Task goal: Please pull out every line that includes the string "icon".

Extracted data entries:
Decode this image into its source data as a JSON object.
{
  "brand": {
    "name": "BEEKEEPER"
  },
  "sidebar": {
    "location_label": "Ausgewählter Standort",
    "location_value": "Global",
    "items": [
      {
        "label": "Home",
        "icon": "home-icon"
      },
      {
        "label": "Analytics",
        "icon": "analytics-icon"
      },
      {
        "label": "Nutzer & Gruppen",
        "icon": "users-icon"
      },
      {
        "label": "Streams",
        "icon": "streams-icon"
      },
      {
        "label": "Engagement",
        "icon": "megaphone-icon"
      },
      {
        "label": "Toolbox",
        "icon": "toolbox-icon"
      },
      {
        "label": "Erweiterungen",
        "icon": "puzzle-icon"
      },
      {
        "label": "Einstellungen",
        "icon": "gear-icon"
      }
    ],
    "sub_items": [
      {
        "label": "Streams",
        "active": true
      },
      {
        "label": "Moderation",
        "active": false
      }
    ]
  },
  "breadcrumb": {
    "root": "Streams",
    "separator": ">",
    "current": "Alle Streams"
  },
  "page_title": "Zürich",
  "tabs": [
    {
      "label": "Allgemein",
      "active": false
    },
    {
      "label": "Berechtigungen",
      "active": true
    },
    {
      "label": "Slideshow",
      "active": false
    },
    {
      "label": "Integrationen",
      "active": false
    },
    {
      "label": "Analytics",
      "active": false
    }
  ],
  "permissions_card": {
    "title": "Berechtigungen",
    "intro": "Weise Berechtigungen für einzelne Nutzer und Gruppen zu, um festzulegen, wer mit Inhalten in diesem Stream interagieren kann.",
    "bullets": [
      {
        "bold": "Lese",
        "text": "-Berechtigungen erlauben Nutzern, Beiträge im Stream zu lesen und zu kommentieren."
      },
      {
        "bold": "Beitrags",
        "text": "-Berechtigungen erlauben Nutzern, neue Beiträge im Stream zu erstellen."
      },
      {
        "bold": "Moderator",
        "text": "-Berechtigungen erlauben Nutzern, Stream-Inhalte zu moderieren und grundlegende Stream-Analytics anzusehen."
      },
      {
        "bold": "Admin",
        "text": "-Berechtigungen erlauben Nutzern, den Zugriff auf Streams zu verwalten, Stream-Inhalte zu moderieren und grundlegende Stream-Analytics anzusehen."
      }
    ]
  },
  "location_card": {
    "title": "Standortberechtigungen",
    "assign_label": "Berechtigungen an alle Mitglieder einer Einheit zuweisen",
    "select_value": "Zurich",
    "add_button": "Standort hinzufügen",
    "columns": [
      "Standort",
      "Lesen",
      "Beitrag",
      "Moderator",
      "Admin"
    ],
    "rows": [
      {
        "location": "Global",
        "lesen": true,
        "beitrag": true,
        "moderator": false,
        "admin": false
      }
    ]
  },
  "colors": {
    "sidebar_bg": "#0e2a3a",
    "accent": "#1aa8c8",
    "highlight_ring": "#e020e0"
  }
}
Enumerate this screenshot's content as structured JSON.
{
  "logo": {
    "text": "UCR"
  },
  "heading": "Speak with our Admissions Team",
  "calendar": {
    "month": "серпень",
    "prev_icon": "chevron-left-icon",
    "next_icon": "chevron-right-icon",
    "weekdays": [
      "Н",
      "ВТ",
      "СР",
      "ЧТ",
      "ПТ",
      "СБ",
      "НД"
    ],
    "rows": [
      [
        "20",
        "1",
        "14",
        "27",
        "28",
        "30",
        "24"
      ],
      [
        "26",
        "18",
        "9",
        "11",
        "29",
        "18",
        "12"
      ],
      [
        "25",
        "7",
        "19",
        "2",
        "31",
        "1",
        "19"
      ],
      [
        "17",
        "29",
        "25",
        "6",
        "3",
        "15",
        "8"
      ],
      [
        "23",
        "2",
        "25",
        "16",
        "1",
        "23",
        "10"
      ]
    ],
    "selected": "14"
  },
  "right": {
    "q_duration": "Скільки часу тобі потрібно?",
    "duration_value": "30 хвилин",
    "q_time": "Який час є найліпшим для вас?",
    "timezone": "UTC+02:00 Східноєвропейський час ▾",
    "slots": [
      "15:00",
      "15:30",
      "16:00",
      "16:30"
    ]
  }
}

Expected answer:
        "icon": "home-icon"
        "icon": "analytics-icon"
        "icon": "users-icon"
        "icon": "streams-icon"
        "icon": "megaphone-icon"
        "icon": "toolbox-icon"
        "icon": "puzzle-icon"
        "icon": "gear-icon"
    "prev_icon": "chevron-left-icon",
    "next_icon": "chevron-right-icon",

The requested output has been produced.